■ **Source material**
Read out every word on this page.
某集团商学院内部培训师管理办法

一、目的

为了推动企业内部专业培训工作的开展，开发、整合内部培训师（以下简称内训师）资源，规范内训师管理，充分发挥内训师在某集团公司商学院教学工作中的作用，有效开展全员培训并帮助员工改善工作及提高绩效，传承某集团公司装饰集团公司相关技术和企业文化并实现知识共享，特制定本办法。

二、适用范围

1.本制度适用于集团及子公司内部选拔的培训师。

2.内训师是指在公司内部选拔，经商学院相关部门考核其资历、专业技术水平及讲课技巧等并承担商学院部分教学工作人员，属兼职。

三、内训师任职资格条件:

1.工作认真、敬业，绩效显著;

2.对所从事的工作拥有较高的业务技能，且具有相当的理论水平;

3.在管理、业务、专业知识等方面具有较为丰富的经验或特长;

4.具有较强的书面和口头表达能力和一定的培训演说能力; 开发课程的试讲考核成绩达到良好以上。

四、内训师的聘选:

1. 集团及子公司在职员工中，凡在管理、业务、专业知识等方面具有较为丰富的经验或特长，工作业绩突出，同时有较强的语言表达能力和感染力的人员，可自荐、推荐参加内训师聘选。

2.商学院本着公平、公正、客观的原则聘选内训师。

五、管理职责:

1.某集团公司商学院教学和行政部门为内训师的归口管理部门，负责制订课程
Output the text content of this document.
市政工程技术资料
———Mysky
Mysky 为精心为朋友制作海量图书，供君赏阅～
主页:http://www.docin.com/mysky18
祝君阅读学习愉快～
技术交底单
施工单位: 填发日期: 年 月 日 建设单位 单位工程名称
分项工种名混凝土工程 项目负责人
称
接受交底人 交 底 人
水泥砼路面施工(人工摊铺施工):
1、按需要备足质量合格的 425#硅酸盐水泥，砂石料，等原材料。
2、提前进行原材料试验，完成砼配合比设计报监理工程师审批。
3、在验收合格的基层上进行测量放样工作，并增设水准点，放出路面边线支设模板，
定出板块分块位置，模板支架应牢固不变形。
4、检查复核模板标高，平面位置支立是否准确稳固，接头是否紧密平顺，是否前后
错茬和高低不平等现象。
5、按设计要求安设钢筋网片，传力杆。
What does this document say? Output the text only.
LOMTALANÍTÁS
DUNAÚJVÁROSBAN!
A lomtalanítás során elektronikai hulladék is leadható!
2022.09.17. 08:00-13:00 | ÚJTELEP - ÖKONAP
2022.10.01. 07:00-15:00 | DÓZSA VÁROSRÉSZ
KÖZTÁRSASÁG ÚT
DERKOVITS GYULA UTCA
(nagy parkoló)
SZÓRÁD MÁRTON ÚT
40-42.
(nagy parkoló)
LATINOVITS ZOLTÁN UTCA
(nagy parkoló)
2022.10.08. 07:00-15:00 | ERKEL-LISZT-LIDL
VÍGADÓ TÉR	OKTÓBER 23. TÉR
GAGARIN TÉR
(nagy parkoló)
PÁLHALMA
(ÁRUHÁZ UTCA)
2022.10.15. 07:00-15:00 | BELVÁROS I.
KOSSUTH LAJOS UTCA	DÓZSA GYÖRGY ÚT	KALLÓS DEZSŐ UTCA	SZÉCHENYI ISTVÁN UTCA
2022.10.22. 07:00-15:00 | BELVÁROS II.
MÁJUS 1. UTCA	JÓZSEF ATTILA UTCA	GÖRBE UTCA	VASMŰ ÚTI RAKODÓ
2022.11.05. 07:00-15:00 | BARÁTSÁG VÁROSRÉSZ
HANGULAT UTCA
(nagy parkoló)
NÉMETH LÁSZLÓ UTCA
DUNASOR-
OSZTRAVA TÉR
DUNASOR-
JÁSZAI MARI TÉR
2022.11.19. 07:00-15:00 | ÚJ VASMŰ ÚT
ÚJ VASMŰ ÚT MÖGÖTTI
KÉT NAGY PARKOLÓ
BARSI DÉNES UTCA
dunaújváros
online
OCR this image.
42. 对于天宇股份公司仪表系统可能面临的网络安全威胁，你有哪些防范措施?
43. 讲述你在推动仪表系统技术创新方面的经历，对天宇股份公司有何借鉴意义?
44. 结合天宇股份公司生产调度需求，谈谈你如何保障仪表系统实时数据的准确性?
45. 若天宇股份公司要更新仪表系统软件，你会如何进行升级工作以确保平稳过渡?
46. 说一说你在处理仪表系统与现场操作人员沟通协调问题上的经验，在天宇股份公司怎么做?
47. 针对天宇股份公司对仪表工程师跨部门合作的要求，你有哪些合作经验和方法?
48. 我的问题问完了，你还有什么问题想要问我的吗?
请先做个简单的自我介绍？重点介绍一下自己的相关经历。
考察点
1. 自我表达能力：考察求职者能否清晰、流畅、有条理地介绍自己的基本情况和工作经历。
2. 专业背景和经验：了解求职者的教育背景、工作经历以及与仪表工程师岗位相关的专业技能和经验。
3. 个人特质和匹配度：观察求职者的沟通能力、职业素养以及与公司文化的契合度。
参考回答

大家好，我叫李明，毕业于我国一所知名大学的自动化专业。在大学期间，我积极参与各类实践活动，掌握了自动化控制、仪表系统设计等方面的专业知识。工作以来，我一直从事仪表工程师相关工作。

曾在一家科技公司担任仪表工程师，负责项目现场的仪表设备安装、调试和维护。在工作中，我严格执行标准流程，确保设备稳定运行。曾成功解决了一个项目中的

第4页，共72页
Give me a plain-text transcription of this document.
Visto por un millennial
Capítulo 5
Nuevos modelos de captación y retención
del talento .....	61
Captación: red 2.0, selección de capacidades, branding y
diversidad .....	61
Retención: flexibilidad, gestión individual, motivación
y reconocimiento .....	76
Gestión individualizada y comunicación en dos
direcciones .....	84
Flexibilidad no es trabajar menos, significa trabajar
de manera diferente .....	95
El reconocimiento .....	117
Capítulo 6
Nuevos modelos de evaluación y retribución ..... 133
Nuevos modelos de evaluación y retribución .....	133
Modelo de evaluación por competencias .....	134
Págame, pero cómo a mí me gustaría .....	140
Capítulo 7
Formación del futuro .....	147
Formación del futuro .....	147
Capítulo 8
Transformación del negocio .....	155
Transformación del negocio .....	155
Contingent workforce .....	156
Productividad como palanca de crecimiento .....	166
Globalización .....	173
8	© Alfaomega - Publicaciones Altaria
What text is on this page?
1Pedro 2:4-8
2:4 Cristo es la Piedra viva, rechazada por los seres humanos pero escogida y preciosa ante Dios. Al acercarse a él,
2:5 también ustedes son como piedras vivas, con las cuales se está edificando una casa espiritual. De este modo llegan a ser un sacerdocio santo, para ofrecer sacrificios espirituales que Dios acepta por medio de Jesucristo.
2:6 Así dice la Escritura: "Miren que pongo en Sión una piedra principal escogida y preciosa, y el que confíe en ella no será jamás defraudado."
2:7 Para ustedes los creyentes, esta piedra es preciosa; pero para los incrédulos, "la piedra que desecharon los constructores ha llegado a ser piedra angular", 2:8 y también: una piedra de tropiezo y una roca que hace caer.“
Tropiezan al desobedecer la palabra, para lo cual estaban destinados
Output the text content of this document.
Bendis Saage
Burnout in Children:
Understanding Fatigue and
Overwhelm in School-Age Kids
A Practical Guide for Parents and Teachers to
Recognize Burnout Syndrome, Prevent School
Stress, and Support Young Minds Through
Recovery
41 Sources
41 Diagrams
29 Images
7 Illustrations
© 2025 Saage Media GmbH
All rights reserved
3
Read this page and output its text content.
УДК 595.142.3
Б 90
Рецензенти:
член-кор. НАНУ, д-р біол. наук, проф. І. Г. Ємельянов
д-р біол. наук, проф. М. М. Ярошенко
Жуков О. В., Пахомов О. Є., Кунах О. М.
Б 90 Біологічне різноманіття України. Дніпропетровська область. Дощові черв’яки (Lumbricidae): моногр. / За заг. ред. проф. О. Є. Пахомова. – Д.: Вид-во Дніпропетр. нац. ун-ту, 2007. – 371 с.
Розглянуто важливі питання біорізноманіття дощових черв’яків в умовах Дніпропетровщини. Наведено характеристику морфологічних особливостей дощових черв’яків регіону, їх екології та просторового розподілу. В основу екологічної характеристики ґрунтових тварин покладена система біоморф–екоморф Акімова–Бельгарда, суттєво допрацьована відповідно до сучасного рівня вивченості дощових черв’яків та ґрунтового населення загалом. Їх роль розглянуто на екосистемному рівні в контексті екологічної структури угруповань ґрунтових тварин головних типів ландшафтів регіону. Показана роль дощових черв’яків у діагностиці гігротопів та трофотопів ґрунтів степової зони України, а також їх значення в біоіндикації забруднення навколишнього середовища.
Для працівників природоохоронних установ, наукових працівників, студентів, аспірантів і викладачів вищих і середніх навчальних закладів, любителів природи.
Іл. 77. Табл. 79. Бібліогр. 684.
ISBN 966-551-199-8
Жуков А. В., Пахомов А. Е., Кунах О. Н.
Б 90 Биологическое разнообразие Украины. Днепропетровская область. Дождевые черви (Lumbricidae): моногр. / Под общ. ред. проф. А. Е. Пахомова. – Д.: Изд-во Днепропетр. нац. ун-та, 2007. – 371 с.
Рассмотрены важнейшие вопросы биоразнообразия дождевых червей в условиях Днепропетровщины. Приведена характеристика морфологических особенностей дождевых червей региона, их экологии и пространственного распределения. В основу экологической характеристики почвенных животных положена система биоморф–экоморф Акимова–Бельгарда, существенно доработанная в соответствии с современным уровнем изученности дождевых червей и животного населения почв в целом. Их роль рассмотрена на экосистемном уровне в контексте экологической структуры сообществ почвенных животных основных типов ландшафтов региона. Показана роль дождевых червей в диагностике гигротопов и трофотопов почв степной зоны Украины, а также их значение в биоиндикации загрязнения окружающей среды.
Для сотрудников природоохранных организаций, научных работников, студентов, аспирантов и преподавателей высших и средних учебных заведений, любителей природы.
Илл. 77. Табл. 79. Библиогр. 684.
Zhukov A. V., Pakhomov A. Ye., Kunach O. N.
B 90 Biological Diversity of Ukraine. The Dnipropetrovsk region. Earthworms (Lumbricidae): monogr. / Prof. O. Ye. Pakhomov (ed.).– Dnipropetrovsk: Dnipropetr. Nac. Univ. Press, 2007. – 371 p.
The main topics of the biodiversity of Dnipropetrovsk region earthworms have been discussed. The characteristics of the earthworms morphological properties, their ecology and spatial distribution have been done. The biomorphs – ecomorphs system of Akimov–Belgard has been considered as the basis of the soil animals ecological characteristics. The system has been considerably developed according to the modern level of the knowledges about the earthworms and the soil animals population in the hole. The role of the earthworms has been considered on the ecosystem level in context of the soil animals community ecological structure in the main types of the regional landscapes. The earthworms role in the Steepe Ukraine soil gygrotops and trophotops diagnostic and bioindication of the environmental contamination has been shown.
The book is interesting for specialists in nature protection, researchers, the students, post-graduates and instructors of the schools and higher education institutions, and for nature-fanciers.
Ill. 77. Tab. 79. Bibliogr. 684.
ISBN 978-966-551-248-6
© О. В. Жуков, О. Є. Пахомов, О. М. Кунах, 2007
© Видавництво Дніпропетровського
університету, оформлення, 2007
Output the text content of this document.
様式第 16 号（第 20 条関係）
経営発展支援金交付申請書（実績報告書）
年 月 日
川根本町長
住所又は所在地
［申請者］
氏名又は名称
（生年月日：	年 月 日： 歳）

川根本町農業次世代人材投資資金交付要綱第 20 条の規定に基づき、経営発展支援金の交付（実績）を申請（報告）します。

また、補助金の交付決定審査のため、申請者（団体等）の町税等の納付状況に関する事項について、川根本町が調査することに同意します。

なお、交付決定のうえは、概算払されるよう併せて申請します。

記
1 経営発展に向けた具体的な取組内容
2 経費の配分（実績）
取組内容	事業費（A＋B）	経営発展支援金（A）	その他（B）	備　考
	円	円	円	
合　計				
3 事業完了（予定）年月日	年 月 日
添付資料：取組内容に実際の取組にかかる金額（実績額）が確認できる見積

■ **Instruction**
Return a copy of every line that includes the word "para".

■ **Solution to the exercise**
2:5 también ustedes son como piedras vivas, con las cuales se está edificando una casa espiritual. De este modo llegan a ser un sacerdocio santo, para ofrecer sacrificios espirituales que Dios acepta por medio de Jesucristo.
2:7 Para ustedes los creyentes, esta piedra es preciosa; pero para los incrédulos, "la piedra que desecharon los constructores ha llegado a ser piedra angular", 2:8 y también: una piedra de tropiezo y una roca que hace caer.“
Tropiezan al desobedecer la palabra, para lo cual estaban destinados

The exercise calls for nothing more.